=== ENTRIES SUPPLIED ===

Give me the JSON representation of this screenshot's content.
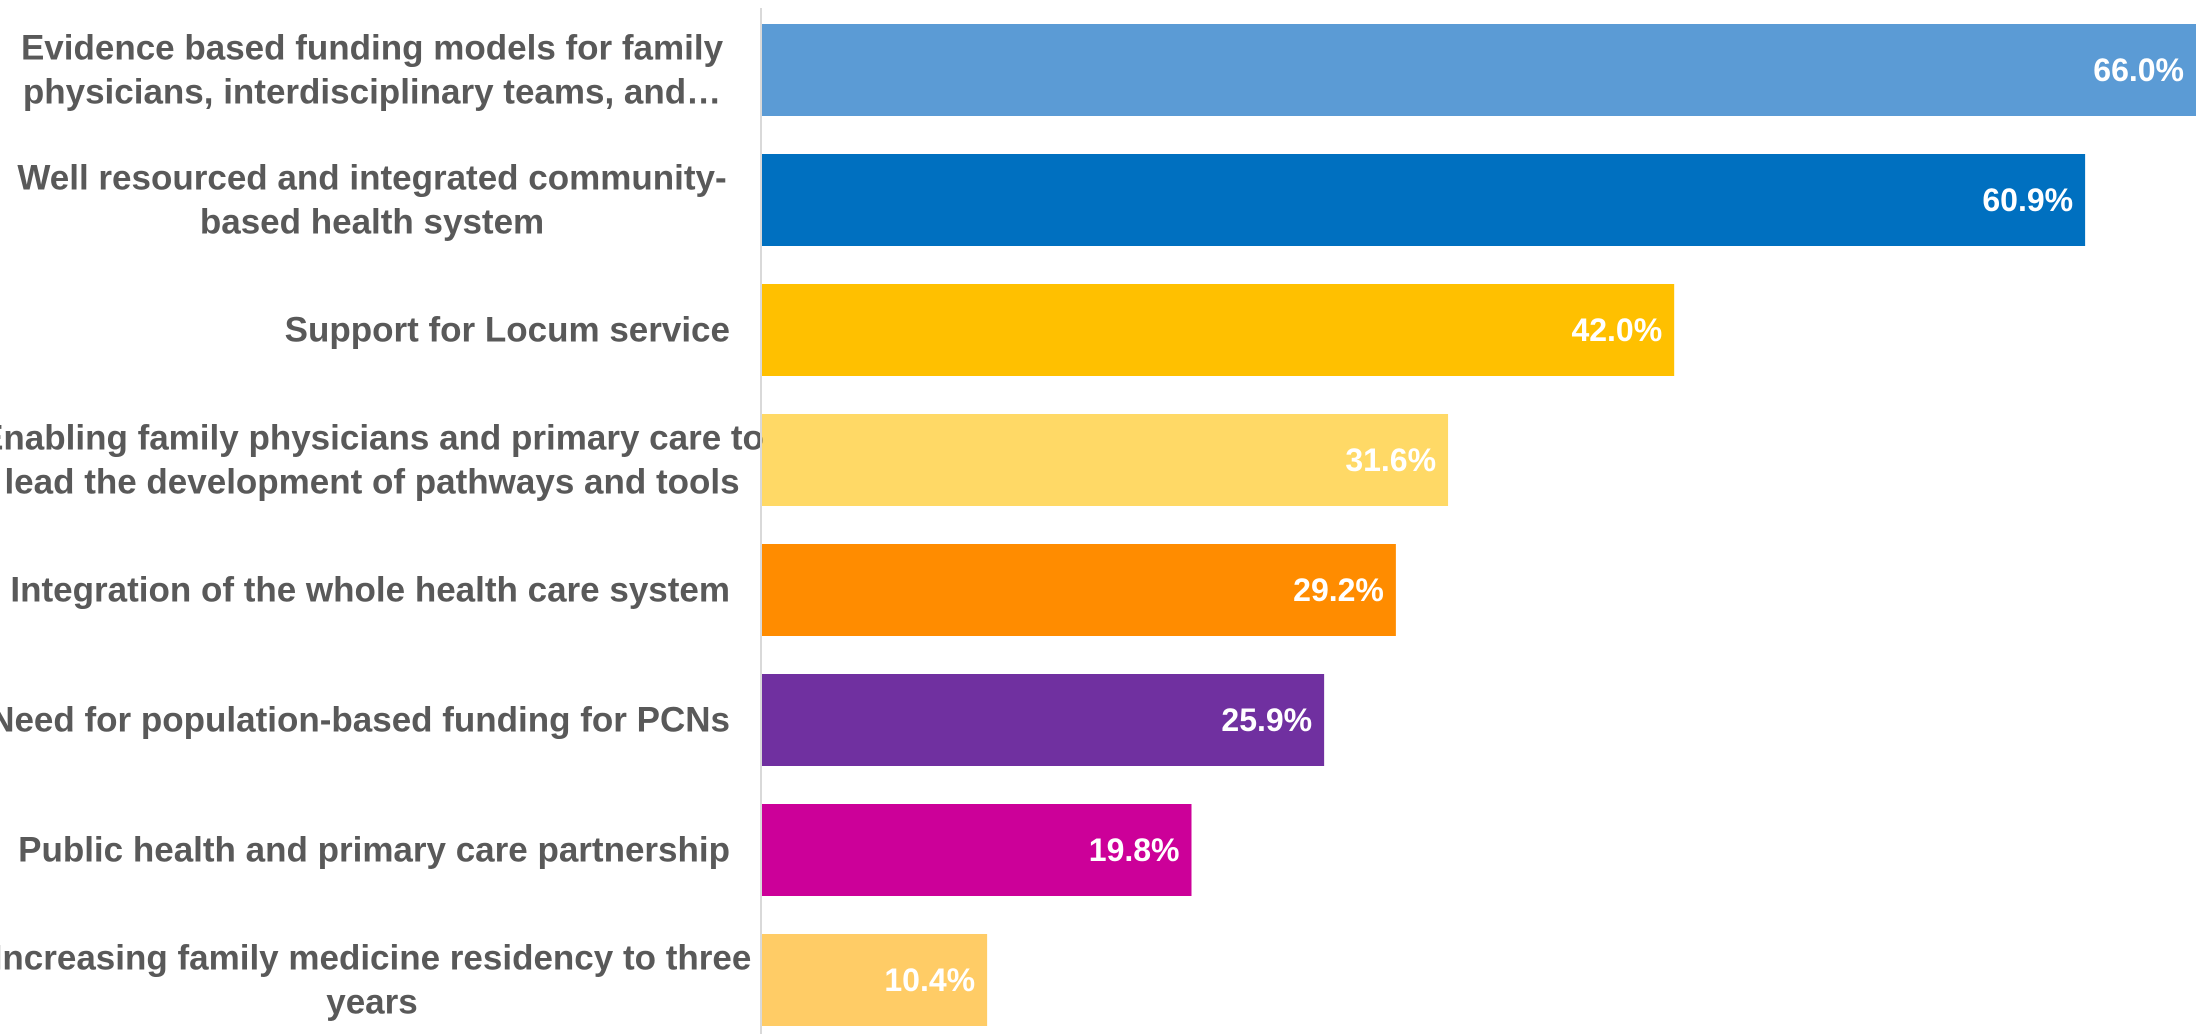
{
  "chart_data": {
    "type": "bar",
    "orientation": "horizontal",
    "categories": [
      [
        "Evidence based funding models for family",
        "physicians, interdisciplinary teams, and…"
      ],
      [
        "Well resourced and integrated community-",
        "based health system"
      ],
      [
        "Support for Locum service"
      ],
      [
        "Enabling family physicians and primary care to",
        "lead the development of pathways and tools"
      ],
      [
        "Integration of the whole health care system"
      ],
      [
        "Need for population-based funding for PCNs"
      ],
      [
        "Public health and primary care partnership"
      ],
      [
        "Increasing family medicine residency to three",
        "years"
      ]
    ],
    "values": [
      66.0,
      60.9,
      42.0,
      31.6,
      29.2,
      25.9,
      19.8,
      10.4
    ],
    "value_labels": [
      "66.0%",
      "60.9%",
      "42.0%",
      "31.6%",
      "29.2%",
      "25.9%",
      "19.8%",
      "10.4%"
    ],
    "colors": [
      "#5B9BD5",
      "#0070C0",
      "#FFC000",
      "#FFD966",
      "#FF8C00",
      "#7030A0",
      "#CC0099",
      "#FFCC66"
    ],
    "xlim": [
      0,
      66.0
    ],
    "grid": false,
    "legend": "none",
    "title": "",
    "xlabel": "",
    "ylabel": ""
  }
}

===

Drop the images and quote the entries word for word.

WORKED SOLUTION
Give me the JSON representation of this screenshot's content.
{
  "chart_data": {
    "type": "bar",
    "orientation": "horizontal",
    "categories": [
      [
        "Evidence based funding models for family",
        "physicians, interdisciplinary teams, and…"
      ],
      [
        "Well resourced and integrated community-",
        "based health system"
      ],
      [
        "Support for Locum service"
      ],
      [
        "Enabling family physicians and primary care to",
        "lead the development of pathways and tools"
      ],
      [
        "Integration of the whole health care system"
      ],
      [
        "Need for population-based funding for PCNs"
      ],
      [
        "Public health and primary care partnership"
      ],
      [
        "Increasing family medicine residency to three",
        "years"
      ]
    ],
    "values": [
      66.0,
      60.9,
      42.0,
      31.6,
      29.2,
      25.9,
      19.8,
      10.4
    ],
    "value_labels": [
      "66.0%",
      "60.9%",
      "42.0%",
      "31.6%",
      "29.2%",
      "25.9%",
      "19.8%",
      "10.4%"
    ],
    "colors": [
      "#5B9BD5",
      "#0070C0",
      "#FFC000",
      "#FFD966",
      "#FF8C00",
      "#7030A0",
      "#CC0099",
      "#FFCC66"
    ],
    "xlim": [
      0,
      66.0
    ],
    "grid": false,
    "legend": "none",
    "title": "",
    "xlabel": "",
    "ylabel": ""
  }
}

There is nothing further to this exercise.